▸ What to do
Every line below that holds the string "africana" should be copied out.

────────

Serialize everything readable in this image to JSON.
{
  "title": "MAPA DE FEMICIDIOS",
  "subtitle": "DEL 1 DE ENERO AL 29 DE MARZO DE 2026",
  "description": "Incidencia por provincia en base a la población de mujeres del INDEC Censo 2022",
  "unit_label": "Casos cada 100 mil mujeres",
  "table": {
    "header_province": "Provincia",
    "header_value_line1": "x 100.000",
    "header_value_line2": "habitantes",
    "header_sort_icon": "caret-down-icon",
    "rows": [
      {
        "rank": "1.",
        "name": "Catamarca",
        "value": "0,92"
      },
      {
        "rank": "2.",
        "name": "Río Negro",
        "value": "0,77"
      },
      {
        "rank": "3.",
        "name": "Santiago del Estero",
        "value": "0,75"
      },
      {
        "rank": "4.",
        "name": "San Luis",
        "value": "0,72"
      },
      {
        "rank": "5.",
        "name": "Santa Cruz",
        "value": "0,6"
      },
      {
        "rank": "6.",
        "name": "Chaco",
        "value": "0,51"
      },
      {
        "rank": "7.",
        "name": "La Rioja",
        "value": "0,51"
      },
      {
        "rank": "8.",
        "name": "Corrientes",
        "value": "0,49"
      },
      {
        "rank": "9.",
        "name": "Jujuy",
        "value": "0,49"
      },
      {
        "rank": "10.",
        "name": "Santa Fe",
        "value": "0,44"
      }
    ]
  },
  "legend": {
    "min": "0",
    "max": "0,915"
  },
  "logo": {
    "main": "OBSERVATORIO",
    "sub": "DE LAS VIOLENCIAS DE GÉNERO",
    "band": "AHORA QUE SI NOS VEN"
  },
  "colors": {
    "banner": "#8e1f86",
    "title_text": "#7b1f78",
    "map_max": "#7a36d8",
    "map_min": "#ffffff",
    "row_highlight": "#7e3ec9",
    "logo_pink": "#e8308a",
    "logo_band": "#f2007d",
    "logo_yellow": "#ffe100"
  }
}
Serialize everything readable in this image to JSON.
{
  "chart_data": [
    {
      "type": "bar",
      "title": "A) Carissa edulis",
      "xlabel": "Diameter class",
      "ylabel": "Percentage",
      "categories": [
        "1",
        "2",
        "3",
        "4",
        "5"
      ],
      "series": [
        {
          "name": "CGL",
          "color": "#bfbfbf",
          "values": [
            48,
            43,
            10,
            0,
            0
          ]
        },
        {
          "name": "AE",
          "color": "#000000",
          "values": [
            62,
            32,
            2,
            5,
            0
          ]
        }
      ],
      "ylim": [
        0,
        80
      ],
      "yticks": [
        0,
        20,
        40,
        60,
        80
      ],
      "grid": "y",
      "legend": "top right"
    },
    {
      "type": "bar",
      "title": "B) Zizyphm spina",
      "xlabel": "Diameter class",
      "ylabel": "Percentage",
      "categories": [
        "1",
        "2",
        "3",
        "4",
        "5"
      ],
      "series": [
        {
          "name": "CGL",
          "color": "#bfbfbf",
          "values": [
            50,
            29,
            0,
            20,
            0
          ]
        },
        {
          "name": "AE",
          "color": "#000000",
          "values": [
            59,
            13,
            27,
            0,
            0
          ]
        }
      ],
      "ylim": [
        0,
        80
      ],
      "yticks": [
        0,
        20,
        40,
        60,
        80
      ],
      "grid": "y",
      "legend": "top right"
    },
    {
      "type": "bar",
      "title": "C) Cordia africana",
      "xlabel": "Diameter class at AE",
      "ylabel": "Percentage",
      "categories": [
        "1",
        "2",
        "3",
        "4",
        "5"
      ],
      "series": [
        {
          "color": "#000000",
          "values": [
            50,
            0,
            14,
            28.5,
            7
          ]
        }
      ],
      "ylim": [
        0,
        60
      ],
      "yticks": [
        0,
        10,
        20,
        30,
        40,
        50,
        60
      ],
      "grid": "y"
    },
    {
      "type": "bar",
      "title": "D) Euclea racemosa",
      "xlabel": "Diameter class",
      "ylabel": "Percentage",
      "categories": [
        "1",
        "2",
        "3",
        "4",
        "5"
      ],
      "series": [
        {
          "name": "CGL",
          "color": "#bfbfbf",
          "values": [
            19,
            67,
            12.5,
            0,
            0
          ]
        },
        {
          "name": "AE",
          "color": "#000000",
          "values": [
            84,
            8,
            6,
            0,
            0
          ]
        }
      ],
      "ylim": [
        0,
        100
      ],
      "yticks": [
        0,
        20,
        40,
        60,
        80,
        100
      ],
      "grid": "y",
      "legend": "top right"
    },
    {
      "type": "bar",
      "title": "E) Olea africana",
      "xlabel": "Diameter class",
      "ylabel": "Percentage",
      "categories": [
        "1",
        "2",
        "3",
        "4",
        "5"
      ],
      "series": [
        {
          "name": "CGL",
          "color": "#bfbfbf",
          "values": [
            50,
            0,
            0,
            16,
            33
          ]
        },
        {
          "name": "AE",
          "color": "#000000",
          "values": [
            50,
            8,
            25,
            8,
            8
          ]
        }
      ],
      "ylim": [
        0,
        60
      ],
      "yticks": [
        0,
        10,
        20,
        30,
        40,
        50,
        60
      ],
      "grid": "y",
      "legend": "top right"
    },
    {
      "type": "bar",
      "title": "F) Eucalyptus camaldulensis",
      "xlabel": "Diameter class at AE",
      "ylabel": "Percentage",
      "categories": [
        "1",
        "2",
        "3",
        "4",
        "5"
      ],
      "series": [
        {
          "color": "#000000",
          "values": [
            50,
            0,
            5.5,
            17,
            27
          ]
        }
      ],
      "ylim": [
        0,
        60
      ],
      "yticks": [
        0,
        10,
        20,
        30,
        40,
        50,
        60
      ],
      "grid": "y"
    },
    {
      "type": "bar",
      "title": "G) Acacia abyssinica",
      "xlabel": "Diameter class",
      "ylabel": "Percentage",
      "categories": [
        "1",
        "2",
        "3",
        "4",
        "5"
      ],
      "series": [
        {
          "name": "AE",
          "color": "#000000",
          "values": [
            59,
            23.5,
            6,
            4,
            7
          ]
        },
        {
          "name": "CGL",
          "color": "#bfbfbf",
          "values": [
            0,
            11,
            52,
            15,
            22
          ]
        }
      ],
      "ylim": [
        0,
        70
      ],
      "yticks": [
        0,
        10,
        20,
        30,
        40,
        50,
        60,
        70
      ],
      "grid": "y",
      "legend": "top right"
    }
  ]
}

────────

▸ Response to this task
      "title": "C) Cordia africana",
      "title": "E) Olea africana",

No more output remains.